• Short problem: Write out every entry word for word.

>>>>>

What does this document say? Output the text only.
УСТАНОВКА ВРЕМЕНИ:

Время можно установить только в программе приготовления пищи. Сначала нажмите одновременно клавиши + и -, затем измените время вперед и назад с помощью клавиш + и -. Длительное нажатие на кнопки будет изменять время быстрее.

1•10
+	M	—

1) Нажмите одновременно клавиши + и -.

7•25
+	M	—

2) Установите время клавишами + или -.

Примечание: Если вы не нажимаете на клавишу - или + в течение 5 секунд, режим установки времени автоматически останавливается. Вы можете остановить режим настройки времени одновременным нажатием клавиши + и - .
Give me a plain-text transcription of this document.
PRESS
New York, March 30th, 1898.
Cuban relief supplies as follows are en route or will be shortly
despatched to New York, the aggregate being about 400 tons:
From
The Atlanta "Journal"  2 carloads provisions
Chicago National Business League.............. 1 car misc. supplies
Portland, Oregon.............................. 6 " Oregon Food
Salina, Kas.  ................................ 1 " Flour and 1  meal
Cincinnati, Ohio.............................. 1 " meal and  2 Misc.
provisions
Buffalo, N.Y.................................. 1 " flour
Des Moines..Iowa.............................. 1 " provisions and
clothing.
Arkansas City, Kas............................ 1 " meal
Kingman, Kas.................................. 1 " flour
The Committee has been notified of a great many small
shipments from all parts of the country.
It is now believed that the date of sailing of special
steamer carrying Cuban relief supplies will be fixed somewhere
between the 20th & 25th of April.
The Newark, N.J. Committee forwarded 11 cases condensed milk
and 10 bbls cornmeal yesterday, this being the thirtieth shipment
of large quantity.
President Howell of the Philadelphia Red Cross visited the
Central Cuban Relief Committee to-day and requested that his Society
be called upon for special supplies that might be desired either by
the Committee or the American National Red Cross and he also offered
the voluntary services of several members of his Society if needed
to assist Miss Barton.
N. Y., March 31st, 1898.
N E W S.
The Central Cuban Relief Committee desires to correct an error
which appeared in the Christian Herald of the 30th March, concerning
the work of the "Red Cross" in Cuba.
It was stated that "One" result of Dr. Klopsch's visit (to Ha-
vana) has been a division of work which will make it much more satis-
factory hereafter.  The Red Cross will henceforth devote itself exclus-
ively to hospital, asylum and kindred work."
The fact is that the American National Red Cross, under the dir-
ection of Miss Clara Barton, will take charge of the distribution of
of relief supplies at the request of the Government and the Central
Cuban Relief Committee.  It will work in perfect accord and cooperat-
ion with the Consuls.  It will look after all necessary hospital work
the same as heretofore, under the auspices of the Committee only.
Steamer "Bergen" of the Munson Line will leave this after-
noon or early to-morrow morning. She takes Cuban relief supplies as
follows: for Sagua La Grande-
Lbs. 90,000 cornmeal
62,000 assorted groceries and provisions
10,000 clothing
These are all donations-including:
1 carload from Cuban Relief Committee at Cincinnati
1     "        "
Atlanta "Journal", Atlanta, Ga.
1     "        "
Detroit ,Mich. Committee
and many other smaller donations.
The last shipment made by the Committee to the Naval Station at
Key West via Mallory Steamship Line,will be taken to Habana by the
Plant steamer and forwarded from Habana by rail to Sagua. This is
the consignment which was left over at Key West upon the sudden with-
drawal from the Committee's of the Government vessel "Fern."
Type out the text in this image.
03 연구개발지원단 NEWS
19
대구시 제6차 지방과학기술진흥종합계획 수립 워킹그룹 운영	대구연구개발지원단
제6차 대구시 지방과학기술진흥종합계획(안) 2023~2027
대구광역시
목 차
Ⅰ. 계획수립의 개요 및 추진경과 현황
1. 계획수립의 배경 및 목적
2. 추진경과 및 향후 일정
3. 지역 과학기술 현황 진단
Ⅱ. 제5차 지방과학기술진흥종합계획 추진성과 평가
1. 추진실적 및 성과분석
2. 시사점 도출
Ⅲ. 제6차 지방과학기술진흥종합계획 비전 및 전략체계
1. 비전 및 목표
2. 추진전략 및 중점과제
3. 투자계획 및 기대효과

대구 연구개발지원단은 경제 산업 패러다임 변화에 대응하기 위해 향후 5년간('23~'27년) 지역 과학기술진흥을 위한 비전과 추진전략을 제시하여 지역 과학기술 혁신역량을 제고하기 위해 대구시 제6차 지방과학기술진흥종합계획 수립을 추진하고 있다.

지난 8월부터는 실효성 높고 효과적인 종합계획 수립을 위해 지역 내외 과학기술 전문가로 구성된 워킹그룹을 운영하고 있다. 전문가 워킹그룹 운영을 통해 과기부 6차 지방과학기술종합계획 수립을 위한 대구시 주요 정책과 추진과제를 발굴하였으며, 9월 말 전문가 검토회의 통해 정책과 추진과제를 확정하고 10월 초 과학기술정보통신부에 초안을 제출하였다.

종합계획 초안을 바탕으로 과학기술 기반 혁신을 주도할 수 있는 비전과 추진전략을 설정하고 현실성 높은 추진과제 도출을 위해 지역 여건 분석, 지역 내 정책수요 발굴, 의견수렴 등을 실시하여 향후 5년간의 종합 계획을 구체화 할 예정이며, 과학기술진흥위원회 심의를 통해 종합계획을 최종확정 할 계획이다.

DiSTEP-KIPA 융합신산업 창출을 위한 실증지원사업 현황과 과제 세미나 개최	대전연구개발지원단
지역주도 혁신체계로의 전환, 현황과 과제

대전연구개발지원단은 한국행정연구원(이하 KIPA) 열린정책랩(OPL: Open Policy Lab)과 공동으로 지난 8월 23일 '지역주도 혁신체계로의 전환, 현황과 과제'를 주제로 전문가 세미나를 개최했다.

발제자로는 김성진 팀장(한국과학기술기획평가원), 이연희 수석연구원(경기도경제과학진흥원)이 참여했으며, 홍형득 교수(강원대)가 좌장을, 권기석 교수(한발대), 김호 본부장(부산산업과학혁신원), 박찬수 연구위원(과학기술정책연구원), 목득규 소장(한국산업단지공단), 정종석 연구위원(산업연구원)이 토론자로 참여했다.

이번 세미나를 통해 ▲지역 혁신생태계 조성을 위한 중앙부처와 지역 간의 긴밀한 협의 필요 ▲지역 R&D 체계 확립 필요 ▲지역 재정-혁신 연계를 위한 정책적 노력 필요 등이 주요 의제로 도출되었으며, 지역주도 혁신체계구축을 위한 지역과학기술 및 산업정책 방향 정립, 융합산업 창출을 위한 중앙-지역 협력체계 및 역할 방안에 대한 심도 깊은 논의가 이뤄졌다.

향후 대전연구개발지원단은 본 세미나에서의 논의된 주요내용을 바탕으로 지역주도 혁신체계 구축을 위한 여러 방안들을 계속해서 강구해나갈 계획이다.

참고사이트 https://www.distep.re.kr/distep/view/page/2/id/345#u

<<<<<

• Complete response:
What does this document say? Output the text only.
УСТАНОВКА ВРЕМЕНИ:

Время можно установить только в программе приготовления пищи. Сначала нажмите одновременно клавиши + и -, затем измените время вперед и назад с помощью клавиш + и -. Длительное нажатие на кнопки будет изменять время быстрее.

1•10
+	M	—

1) Нажмите одновременно клавиши + и -.

7•25
+	M	—

2) Установите время клавишами + или -.

Примечание: Если вы не нажимаете на клавишу - или + в течение 5 секунд, режим установки времени автоматически останавливается. Вы можете остановить режим настройки времени одновременным нажатием клавиши + и - .
Give me a plain-text transcription of this document.
PRESS
New York, March 30th, 1898.
Cuban relief supplies as follows are en route or will be shortly
despatched to New York, the aggregate being about 400 tons:
From
The Atlanta "Journal"  2 carloads provisions
Chicago National Business League.............. 1 car misc. supplies
Portland, Oregon.............................. 6 " Oregon Food
Salina, Kas.  ................................ 1 " Flour and 1  meal
Cincinnati, Ohio.............................. 1 " meal and  2 Misc.
provisions
Buffalo, N.Y.................................. 1 " flour
Des Moines..Iowa.............................. 1 " provisions and
clothing.
Arkansas City, Kas............................ 1 " meal
Kingman, Kas.................................. 1 " flour
The Committee has been notified of a great many small
shipments from all parts of the country.
It is now believed that the date of sailing of special
steamer carrying Cuban relief supplies will be fixed somewhere
between the 20th & 25th of April.
The Newark, N.J. Committee forwarded 11 cases condensed milk
and 10 bbls cornmeal yesterday, this being the thirtieth shipment
of large quantity.
President Howell of the Philadelphia Red Cross visited the
Central Cuban Relief Committee to-day and requested that his Society
be called upon for special supplies that might be desired either by
the Committee or the American National Red Cross and he also offered
the voluntary services of several members of his Society if needed
to assist Miss Barton.
N. Y., March 31st, 1898.
N E W S.
The Central Cuban Relief Committee desires to correct an error
which appeared in the Christian Herald of the 30th March, concerning
the work of the "Red Cross" in Cuba.
It was stated that "One" result of Dr. Klopsch's visit (to Ha-
vana) has been a division of work which will make it much more satis-
factory hereafter.  The Red Cross will henceforth devote itself exclus-
ively to hospital, asylum and kindred work."
The fact is that the American National Red Cross, under the dir-
ection of Miss Clara Barton, will take charge of the distribution of
of relief supplies at the request of the Government and the Central
Cuban Relief Committee.  It will work in perfect accord and cooperat-
ion with the Consuls.  It will look after all necessary hospital work
the same as heretofore, under the auspices of the Committee only.
Steamer "Bergen" of the Munson Line will leave this after-
noon or early to-morrow morning. She takes Cuban relief supplies as
follows: for Sagua La Grande-
Lbs. 90,000 cornmeal
62,000 assorted groceries and provisions
10,000 clothing
These are all donations-including:
1 carload from Cuban Relief Committee at Cincinnati
1     "        "
Atlanta "Journal", Atlanta, Ga.
1     "        "
Detroit ,Mich. Committee
and many other smaller donations.
The last shipment made by the Committee to the Naval Station at
Key West via Mallory Steamship Line,will be taken to Habana by the
Plant steamer and forwarded from Habana by rail to Sagua. This is
the consignment which was left over at Key West upon the sudden with-
drawal from the Committee's of the Government vessel "Fern."
Type out the text in this image.
03 연구개발지원단 NEWS
19
대구시 제6차 지방과학기술진흥종합계획 수립 워킹그룹 운영	대구연구개발지원단
제6차 대구시 지방과학기술진흥종합계획(안) 2023~2027
대구광역시
목 차
Ⅰ. 계획수립의 개요 및 추진경과 현황
1. 계획수립의 배경 및 목적
2. 추진경과 및 향후 일정
3. 지역 과학기술 현황 진단
Ⅱ. 제5차 지방과학기술진흥종합계획 추진성과 평가
1. 추진실적 및 성과분석
2. 시사점 도출
Ⅲ. 제6차 지방과학기술진흥종합계획 비전 및 전략체계
1. 비전 및 목표
2. 추진전략 및 중점과제
3. 투자계획 및 기대효과

대구 연구개발지원단은 경제 산업 패러다임 변화에 대응하기 위해 향후 5년간('23~'27년) 지역 과학기술진흥을 위한 비전과 추진전략을 제시하여 지역 과학기술 혁신역량을 제고하기 위해 대구시 제6차 지방과학기술진흥종합계획 수립을 추진하고 있다.

지난 8월부터는 실효성 높고 효과적인 종합계획 수립을 위해 지역 내외 과학기술 전문가로 구성된 워킹그룹을 운영하고 있다. 전문가 워킹그룹 운영을 통해 과기부 6차 지방과학기술종합계획 수립을 위한 대구시 주요 정책과 추진과제를 발굴하였으며, 9월 말 전문가 검토회의 통해 정책과 추진과제를 확정하고 10월 초 과학기술정보통신부에 초안을 제출하였다.

종합계획 초안을 바탕으로 과학기술 기반 혁신을 주도할 수 있는 비전과 추진전략을 설정하고 현실성 높은 추진과제 도출을 위해 지역 여건 분석, 지역 내 정책수요 발굴, 의견수렴 등을 실시하여 향후 5년간의 종합 계획을 구체화 할 예정이며, 과학기술진흥위원회 심의를 통해 종합계획을 최종확정 할 계획이다.

DiSTEP-KIPA 융합신산업 창출을 위한 실증지원사업 현황과 과제 세미나 개최	대전연구개발지원단
지역주도 혁신체계로의 전환, 현황과 과제

대전연구개발지원단은 한국행정연구원(이하 KIPA) 열린정책랩(OPL: Open Policy Lab)과 공동으로 지난 8월 23일 '지역주도 혁신체계로의 전환, 현황과 과제'를 주제로 전문가 세미나를 개최했다.

발제자로는 김성진 팀장(한국과학기술기획평가원), 이연희 수석연구원(경기도경제과학진흥원)이 참여했으며, 홍형득 교수(강원대)가 좌장을, 권기석 교수(한발대), 김호 본부장(부산산업과학혁신원), 박찬수 연구위원(과학기술정책연구원), 목득규 소장(한국산업단지공단), 정종석 연구위원(산업연구원)이 토론자로 참여했다.

이번 세미나를 통해 ▲지역 혁신생태계 조성을 위한 중앙부처와 지역 간의 긴밀한 협의 필요 ▲지역 R&D 체계 확립 필요 ▲지역 재정-혁신 연계를 위한 정책적 노력 필요 등이 주요 의제로 도출되었으며, 지역주도 혁신체계구축을 위한 지역과학기술 및 산업정책 방향 정립, 융합산업 창출을 위한 중앙-지역 협력체계 및 역할 방안에 대한 심도 깊은 논의가 이뤄졌다.

향후 대전연구개발지원단은 본 세미나에서의 논의된 주요내용을 바탕으로 지역주도 혁신체계 구축을 위한 여러 방안들을 계속해서 강구해나갈 계획이다.

참고사이트 https://www.distep.re.kr/distep/view/page/2/id/345#u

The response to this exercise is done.